Reproduce the listing below verbatim.

■ Material provided
** START **

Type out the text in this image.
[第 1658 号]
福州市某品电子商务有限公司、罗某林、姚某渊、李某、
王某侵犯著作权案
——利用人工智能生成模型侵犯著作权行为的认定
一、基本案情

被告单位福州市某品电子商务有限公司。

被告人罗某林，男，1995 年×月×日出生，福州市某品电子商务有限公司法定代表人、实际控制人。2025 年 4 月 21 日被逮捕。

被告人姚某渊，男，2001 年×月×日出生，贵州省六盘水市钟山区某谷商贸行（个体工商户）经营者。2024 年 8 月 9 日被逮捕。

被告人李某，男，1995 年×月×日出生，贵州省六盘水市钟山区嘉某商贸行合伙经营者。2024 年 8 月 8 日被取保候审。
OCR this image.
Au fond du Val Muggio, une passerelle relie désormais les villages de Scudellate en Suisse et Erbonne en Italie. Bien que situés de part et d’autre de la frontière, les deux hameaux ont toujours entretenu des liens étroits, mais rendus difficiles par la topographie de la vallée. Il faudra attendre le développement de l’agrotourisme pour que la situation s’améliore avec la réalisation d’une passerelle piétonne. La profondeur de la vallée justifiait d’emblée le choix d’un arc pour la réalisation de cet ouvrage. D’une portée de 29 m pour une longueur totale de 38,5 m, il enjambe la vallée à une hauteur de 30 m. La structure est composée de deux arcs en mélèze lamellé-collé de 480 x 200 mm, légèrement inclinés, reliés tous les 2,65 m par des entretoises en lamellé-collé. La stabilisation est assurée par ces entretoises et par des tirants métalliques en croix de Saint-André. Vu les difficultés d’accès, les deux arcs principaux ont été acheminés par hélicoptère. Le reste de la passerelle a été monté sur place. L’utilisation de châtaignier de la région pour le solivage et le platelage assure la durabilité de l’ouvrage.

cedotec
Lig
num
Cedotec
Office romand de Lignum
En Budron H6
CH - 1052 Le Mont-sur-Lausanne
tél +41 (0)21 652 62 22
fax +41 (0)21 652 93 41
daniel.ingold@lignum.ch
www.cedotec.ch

** END **

■ Answer to the problem
Type out the text in this image.
[第 1658 号]
福州市某品电子商务有限公司、罗某林、姚某渊、李某、
王某侵犯著作权案
——利用人工智能生成模型侵犯著作权行为的认定
一、基本案情

被告单位福州市某品电子商务有限公司。

被告人罗某林，男，1995 年×月×日出生，福州市某品电子商务有限公司法定代表人、实际控制人。2025 年 4 月 21 日被逮捕。

被告人姚某渊，男，2001 年×月×日出生，贵州省六盘水市钟山区某谷商贸行（个体工商户）经营者。2024 年 8 月 9 日被逮捕。

被告人李某，男，1995 年×月×日出生，贵州省六盘水市钟山区嘉某商贸行合伙经营者。2024 年 8 月 8 日被取保候审。
OCR this image.
Au fond du Val Muggio, une passerelle relie désormais les villages de Scudellate en Suisse et Erbonne en Italie. Bien que situés de part et d’autre de la frontière, les deux hameaux ont toujours entretenu des liens étroits, mais rendus difficiles par la topographie de la vallée. Il faudra attendre le développement de l’agrotourisme pour que la situation s’améliore avec la réalisation d’une passerelle piétonne. La profondeur de la vallée justifiait d’emblée le choix d’un arc pour la réalisation de cet ouvrage. D’une portée de 29 m pour une longueur totale de 38,5 m, il enjambe la vallée à une hauteur de 30 m. La structure est composée de deux arcs en mélèze lamellé-collé de 480 x 200 mm, légèrement inclinés, reliés tous les 2,65 m par des entretoises en lamellé-collé. La stabilisation est assurée par ces entretoises et par des tirants métalliques en croix de Saint-André. Vu les difficultés d’accès, les deux arcs principaux ont été acheminés par hélicoptère. Le reste de la passerelle a été monté sur place. L’utilisation de châtaignier de la région pour le solivage et le platelage assure la durabilité de l’ouvrage.

cedotec
Lig
num
Cedotec
Office romand de Lignum
En Budron H6
CH - 1052 Le Mont-sur-Lausanne
tél +41 (0)21 652 62 22
fax +41 (0)21 652 93 41
daniel.ingold@lignum.ch
www.cedotec.ch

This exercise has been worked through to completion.